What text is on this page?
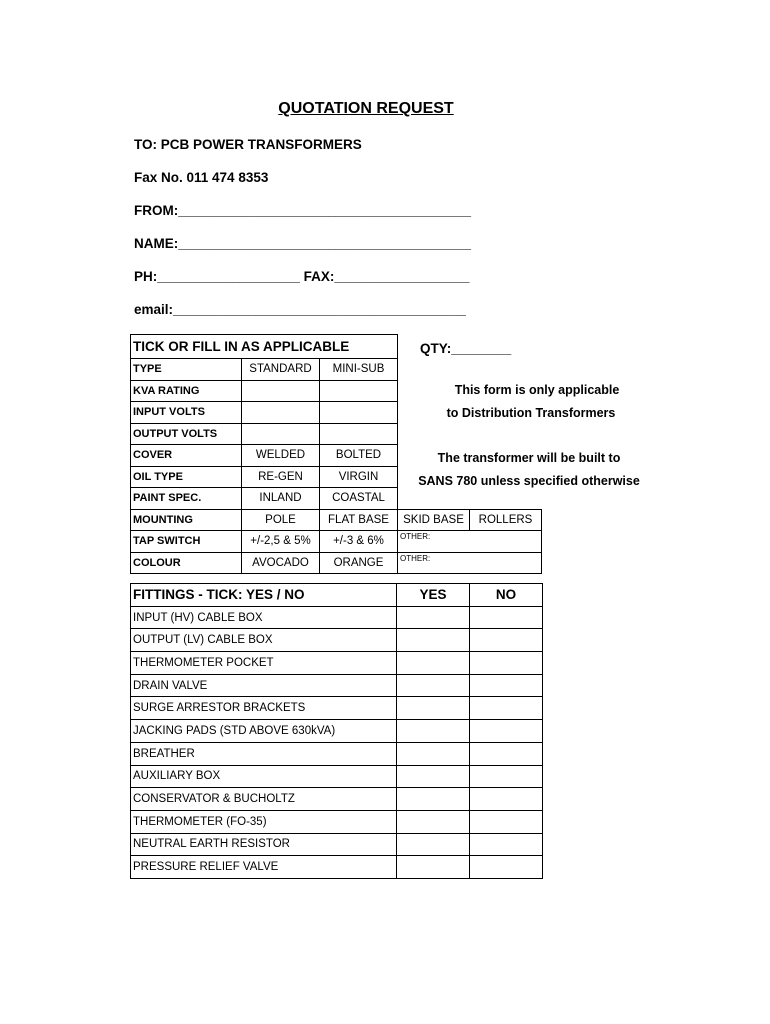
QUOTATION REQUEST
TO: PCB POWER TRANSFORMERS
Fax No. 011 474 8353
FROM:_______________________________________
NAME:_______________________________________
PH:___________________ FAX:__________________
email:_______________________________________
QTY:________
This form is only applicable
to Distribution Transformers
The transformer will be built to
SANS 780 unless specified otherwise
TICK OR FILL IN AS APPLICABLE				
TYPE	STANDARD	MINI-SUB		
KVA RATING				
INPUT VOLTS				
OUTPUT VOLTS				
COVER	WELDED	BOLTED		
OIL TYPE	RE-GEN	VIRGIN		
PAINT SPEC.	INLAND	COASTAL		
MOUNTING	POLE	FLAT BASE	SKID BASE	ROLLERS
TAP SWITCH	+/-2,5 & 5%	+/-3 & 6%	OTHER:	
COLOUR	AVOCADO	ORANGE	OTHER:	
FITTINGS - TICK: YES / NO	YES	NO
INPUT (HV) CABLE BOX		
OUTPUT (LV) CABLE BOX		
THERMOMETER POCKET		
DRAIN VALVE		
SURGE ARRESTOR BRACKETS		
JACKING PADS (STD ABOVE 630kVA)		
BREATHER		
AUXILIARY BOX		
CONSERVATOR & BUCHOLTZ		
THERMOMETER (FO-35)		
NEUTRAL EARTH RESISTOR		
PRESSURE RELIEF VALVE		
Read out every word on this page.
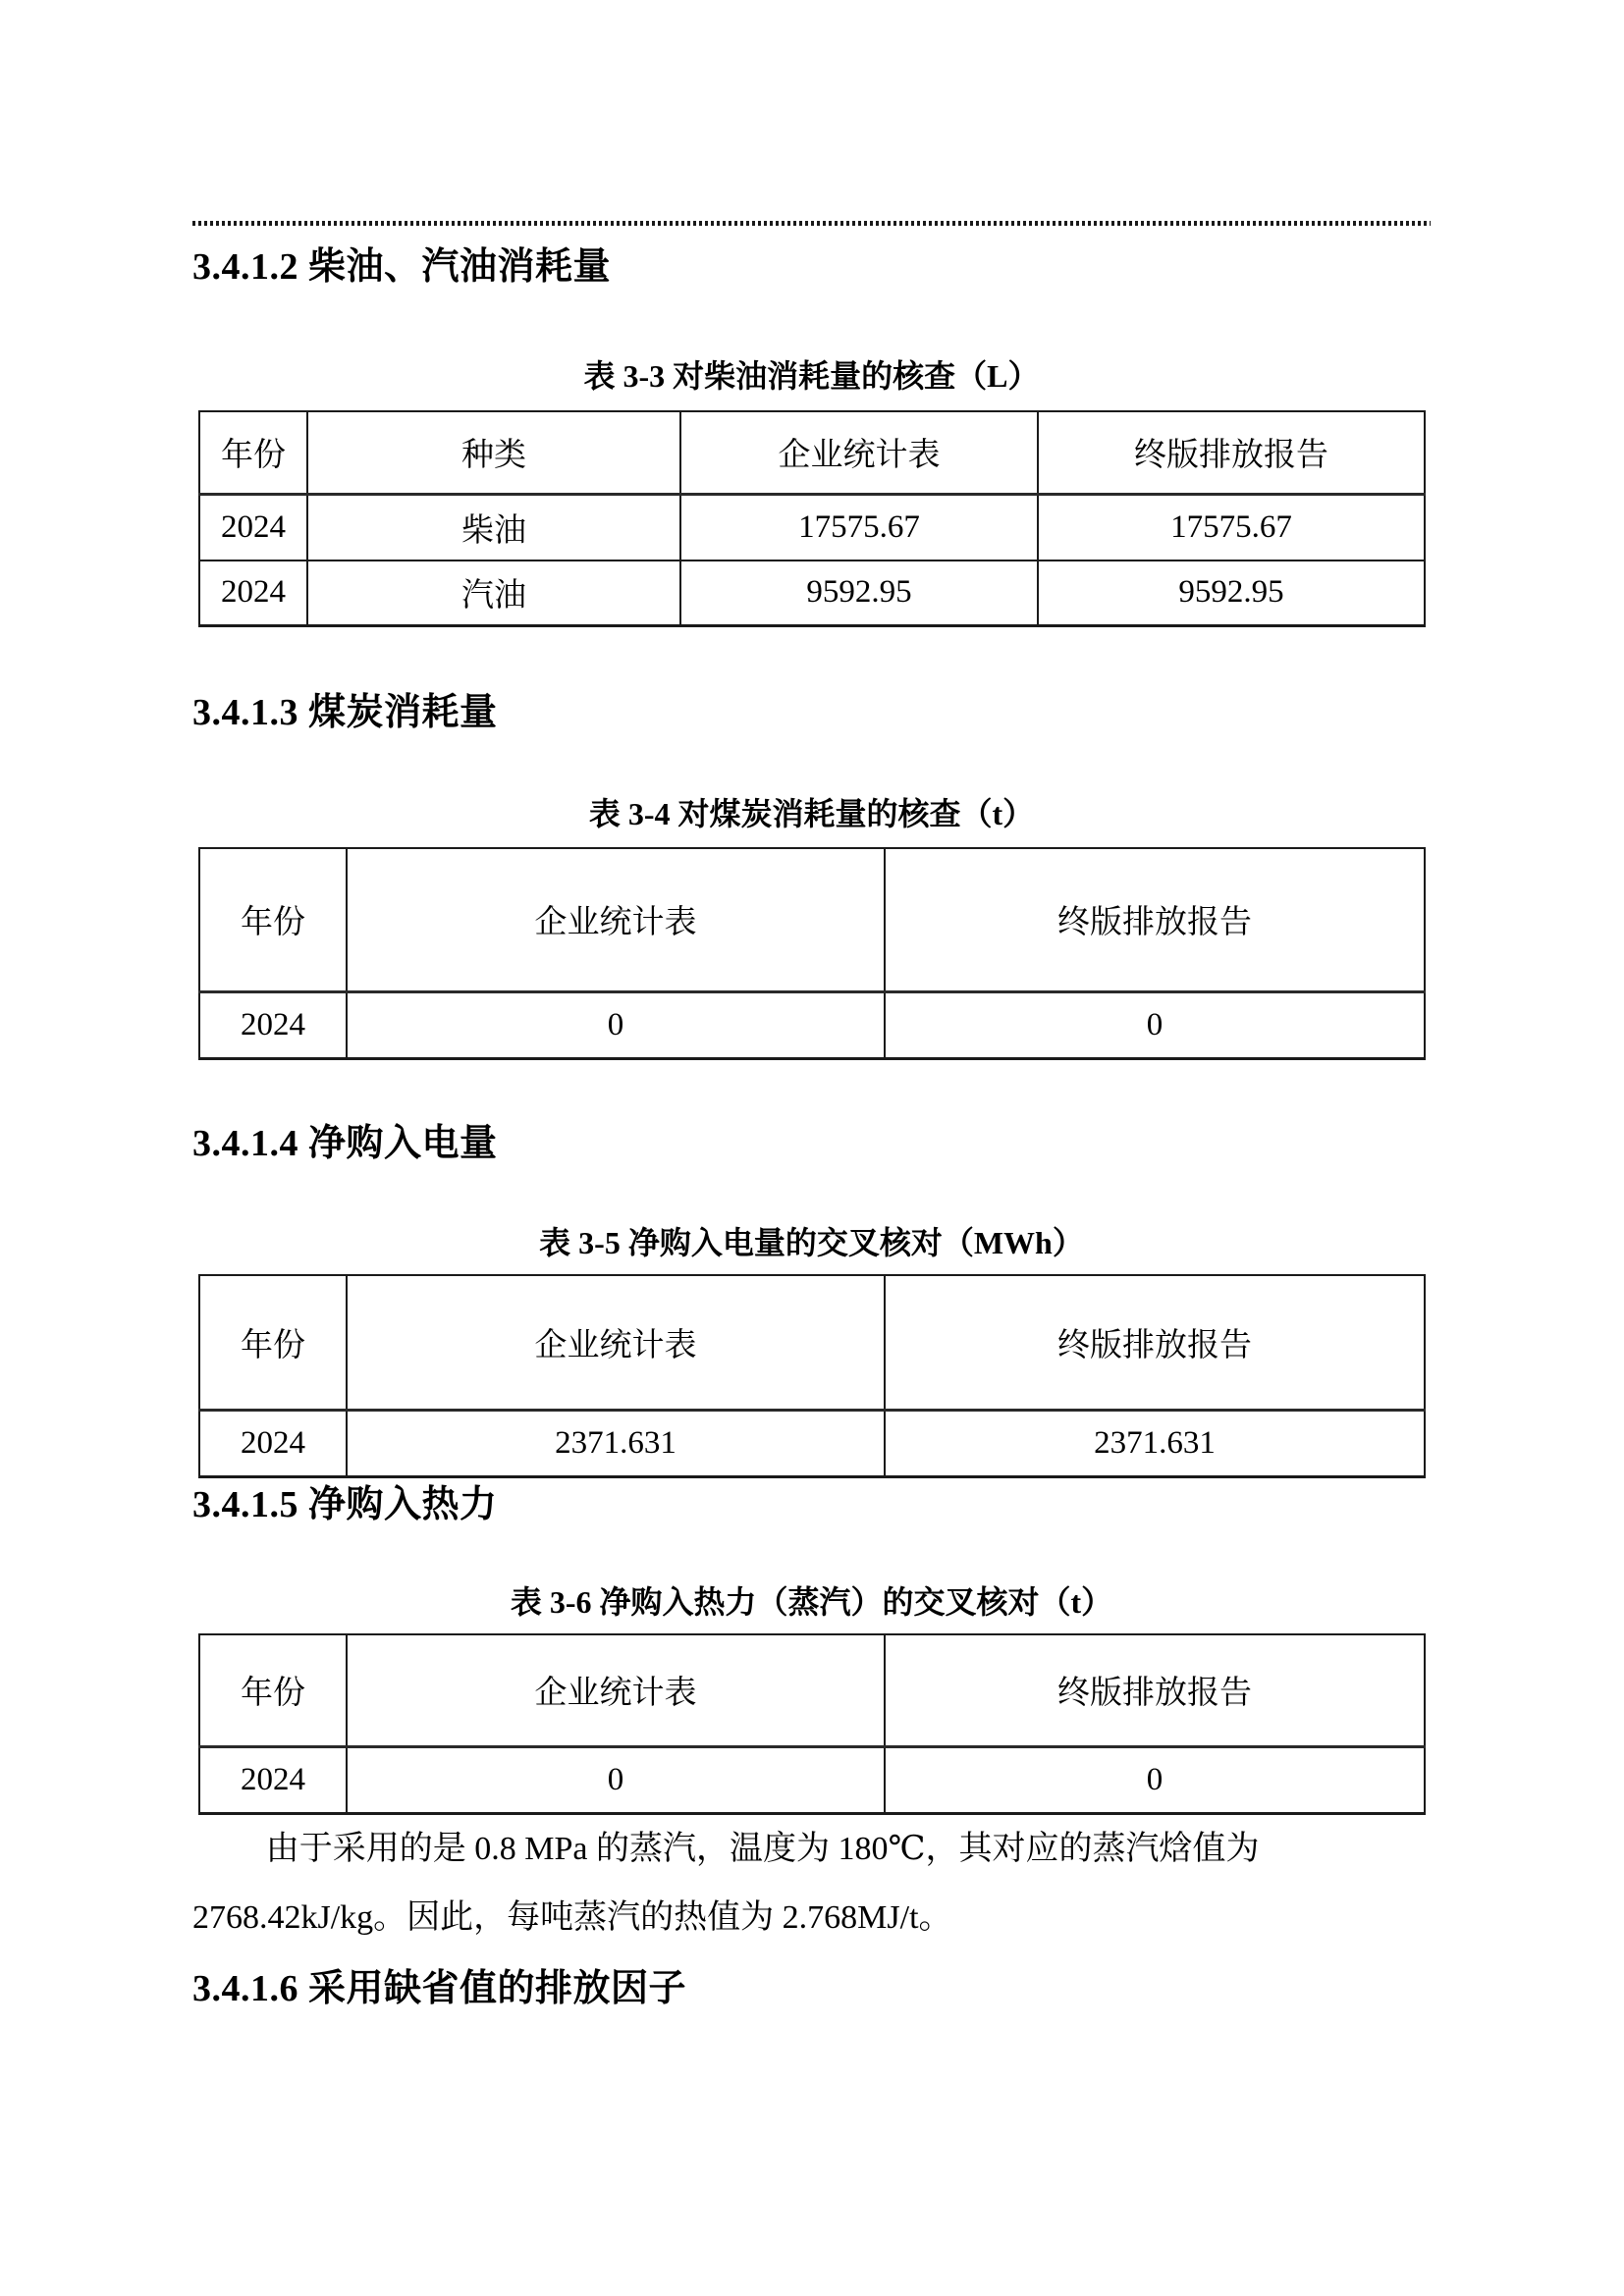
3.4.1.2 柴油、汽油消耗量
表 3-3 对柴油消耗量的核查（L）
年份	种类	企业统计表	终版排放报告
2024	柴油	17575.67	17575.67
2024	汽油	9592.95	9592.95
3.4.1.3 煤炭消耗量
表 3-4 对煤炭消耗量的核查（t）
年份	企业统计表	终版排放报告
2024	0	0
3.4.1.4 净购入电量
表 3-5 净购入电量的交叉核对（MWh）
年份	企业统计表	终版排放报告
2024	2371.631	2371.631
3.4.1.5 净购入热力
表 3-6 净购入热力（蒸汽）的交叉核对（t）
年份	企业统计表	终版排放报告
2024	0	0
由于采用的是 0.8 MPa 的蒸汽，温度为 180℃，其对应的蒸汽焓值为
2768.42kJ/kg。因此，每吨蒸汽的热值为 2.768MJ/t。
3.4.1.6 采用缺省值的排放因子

WHAT NEEDS TO BE DONE -
Quote every entry exactly, with the pictures omitted.

EXERCISE RESPONSE -
What text is on this page?
QUOTATION REQUEST
TO: PCB POWER TRANSFORMERS
Fax No. 011 474 8353
FROM:_______________________________________
NAME:_______________________________________
PH:___________________ FAX:__________________
email:_______________________________________
QTY:________
This form is only applicable
to Distribution Transformers
The transformer will be built to
SANS 780 unless specified otherwise
TICK OR FILL IN AS APPLICABLE				
TYPE	STANDARD	MINI-SUB		
KVA RATING				
INPUT VOLTS				
OUTPUT VOLTS				
COVER	WELDED	BOLTED		
OIL TYPE	RE-GEN	VIRGIN		
PAINT SPEC.	INLAND	COASTAL		
MOUNTING	POLE	FLAT BASE	SKID BASE	ROLLERS
TAP SWITCH	+/-2,5 & 5%	+/-3 & 6%	OTHER:	
COLOUR	AVOCADO	ORANGE	OTHER:	
FITTINGS - TICK: YES / NO	YES	NO
INPUT (HV) CABLE BOX		
OUTPUT (LV) CABLE BOX		
THERMOMETER POCKET		
DRAIN VALVE		
SURGE ARRESTOR BRACKETS		
JACKING PADS (STD ABOVE 630kVA)		
BREATHER		
AUXILIARY BOX		
CONSERVATOR & BUCHOLTZ		
THERMOMETER (FO-35)		
NEUTRAL EARTH RESISTOR		
PRESSURE RELIEF VALVE		
Read out every word on this page.
3.4.1.2 柴油、汽油消耗量
表 3-3 对柴油消耗量的核查（L）
年份	种类	企业统计表	终版排放报告
2024	柴油	17575.67	17575.67
2024	汽油	9592.95	9592.95
3.4.1.3 煤炭消耗量
表 3-4 对煤炭消耗量的核查（t）
年份	企业统计表	终版排放报告
2024	0	0
3.4.1.4 净购入电量
表 3-5 净购入电量的交叉核对（MWh）
年份	企业统计表	终版排放报告
2024	2371.631	2371.631
3.4.1.5 净购入热力
表 3-6 净购入热力（蒸汽）的交叉核对（t）
年份	企业统计表	终版排放报告
2024	0	0
由于采用的是 0.8 MPa 的蒸汽，温度为 180℃，其对应的蒸汽焓值为
2768.42kJ/kg。因此，每吨蒸汽的热值为 2.768MJ/t。
3.4.1.6 采用缺省值的排放因子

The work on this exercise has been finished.